→ **Written request**
Wherever "cubes" appears in a line, list that line.

Records
-----

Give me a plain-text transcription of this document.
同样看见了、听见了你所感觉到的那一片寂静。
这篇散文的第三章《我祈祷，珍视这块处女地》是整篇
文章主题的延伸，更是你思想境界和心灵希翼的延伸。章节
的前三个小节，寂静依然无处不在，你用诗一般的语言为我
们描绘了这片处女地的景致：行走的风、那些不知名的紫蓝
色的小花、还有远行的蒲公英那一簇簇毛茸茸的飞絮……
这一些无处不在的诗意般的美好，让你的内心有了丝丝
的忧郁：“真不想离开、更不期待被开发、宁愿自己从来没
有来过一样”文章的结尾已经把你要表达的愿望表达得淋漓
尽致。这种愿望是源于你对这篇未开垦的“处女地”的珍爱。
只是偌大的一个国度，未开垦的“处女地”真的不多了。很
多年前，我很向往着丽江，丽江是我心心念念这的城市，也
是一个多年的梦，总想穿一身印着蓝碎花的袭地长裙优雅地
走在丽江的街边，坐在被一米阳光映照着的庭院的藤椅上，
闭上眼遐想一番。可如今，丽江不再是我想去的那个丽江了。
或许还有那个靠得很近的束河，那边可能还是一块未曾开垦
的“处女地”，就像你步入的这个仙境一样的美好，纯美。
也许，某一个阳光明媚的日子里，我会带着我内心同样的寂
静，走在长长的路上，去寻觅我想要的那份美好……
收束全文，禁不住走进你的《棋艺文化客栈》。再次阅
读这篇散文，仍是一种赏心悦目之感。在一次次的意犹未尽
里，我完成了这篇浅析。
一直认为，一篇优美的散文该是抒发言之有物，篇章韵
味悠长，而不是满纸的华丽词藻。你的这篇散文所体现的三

-----

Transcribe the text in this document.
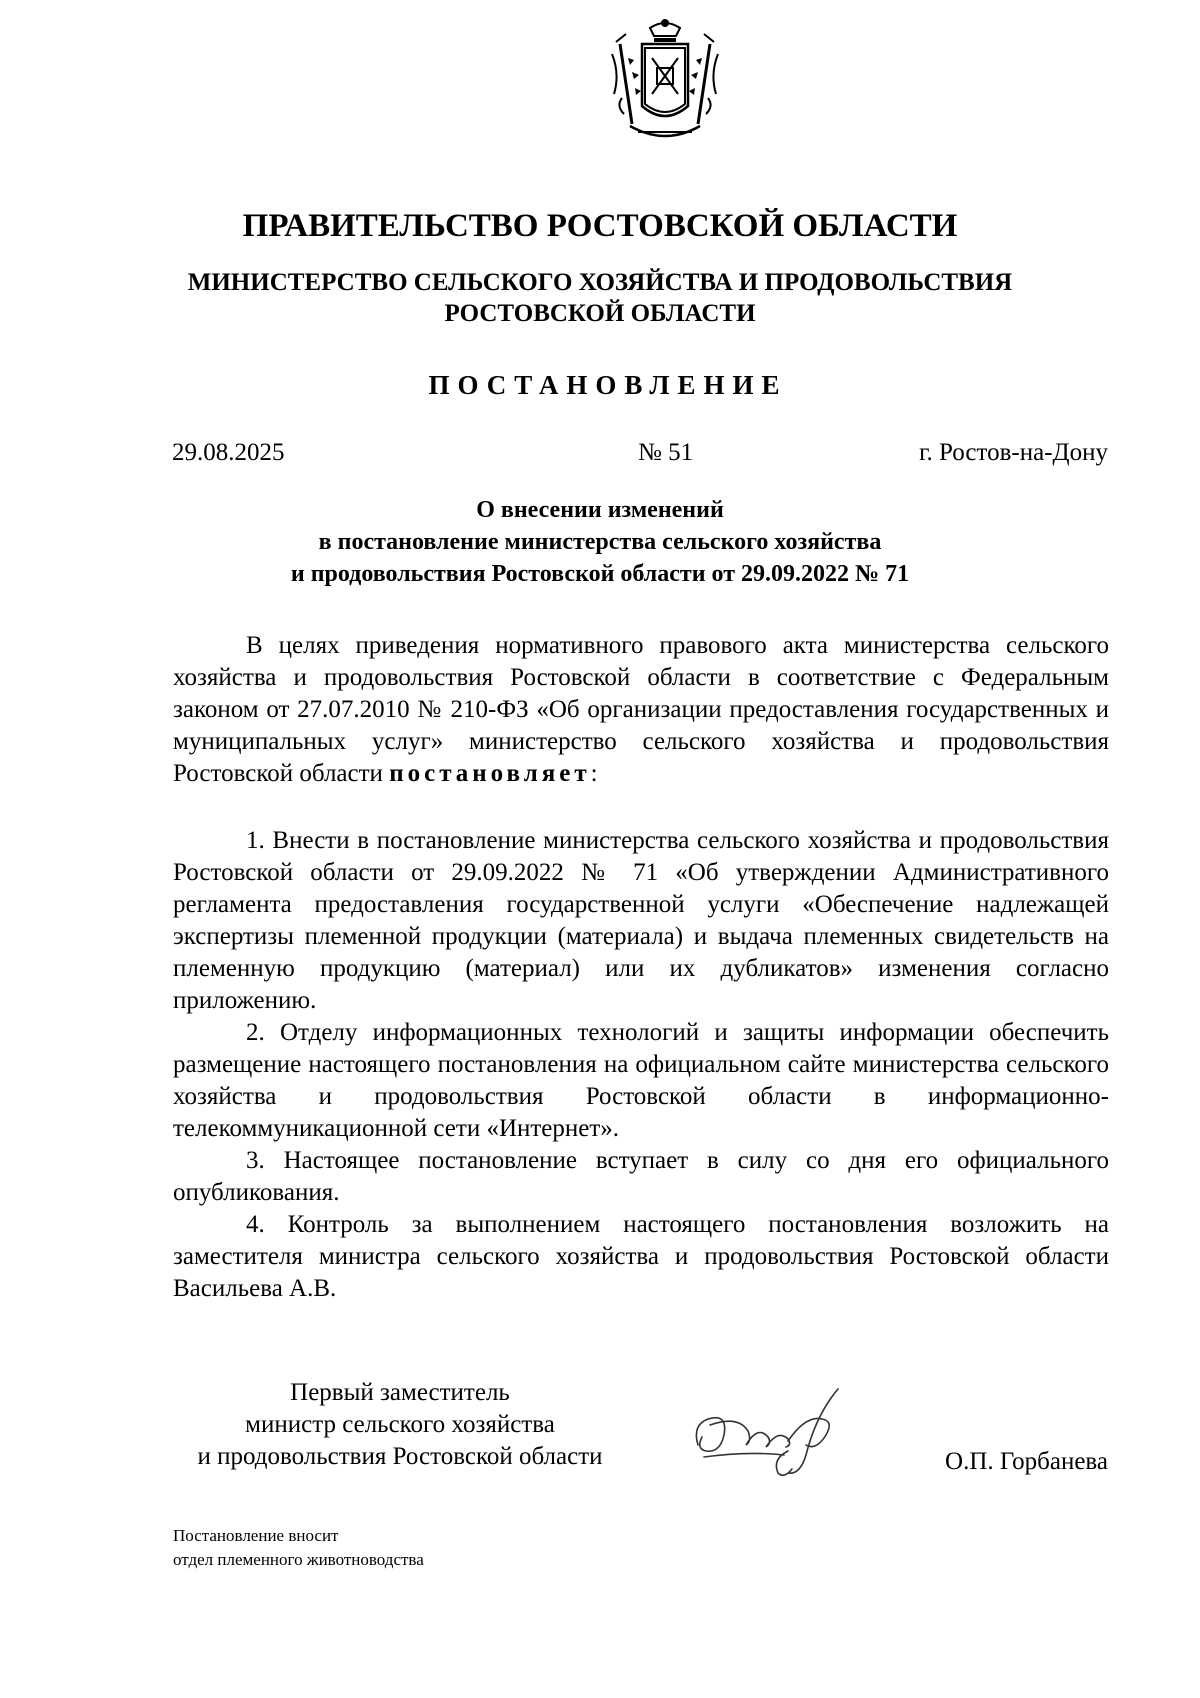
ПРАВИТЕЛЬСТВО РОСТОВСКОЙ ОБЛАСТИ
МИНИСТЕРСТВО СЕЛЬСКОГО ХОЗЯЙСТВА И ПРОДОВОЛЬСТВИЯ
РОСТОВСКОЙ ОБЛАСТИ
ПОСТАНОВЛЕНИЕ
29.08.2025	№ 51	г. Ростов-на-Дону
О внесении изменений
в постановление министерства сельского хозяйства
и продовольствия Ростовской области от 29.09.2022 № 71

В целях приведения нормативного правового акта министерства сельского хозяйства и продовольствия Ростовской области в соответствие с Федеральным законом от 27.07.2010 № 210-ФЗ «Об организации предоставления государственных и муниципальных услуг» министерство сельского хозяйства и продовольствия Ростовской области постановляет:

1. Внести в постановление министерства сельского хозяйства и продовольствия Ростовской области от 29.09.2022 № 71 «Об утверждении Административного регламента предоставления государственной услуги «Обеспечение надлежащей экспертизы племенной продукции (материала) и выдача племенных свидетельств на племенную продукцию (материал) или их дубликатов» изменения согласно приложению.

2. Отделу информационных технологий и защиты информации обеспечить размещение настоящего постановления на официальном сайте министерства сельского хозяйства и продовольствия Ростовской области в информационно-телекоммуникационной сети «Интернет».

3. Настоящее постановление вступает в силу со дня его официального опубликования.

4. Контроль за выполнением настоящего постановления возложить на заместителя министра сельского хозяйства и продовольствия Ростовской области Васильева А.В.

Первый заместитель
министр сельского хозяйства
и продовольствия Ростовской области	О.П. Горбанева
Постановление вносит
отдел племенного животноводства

-----

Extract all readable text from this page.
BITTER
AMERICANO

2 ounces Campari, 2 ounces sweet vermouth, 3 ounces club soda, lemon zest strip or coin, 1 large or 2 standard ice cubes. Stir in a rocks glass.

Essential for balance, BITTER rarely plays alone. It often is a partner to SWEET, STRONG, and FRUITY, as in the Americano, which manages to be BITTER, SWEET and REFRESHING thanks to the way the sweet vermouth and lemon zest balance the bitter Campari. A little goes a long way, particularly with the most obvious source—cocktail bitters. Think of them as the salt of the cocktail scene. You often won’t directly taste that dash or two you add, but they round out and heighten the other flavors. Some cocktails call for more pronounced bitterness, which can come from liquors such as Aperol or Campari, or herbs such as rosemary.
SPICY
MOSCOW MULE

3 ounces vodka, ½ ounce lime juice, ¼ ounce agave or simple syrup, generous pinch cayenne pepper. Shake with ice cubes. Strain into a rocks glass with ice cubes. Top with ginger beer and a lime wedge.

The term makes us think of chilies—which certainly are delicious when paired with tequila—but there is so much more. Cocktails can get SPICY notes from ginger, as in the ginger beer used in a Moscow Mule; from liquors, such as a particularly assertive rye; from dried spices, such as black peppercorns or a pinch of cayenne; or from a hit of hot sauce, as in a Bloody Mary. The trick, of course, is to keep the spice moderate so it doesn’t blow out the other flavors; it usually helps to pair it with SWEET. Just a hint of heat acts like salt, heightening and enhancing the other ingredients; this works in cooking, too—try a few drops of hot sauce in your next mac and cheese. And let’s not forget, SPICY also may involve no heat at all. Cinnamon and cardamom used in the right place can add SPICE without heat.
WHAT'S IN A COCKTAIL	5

-----

→ **Right answer**
2 ounces Campari, 2 ounces sweet vermouth, 3 ounces club soda, lemon zest strip or coin, 1 large or 2 standard ice cubes. Stir in a rocks glass.
3 ounces vodka, ½ ounce lime juice, ¼ ounce agave or simple syrup, generous pinch cayenne pepper. Shake with ice cubes. Strain into a rocks glass with ice cubes. Top with ginger beer and a lime wedge.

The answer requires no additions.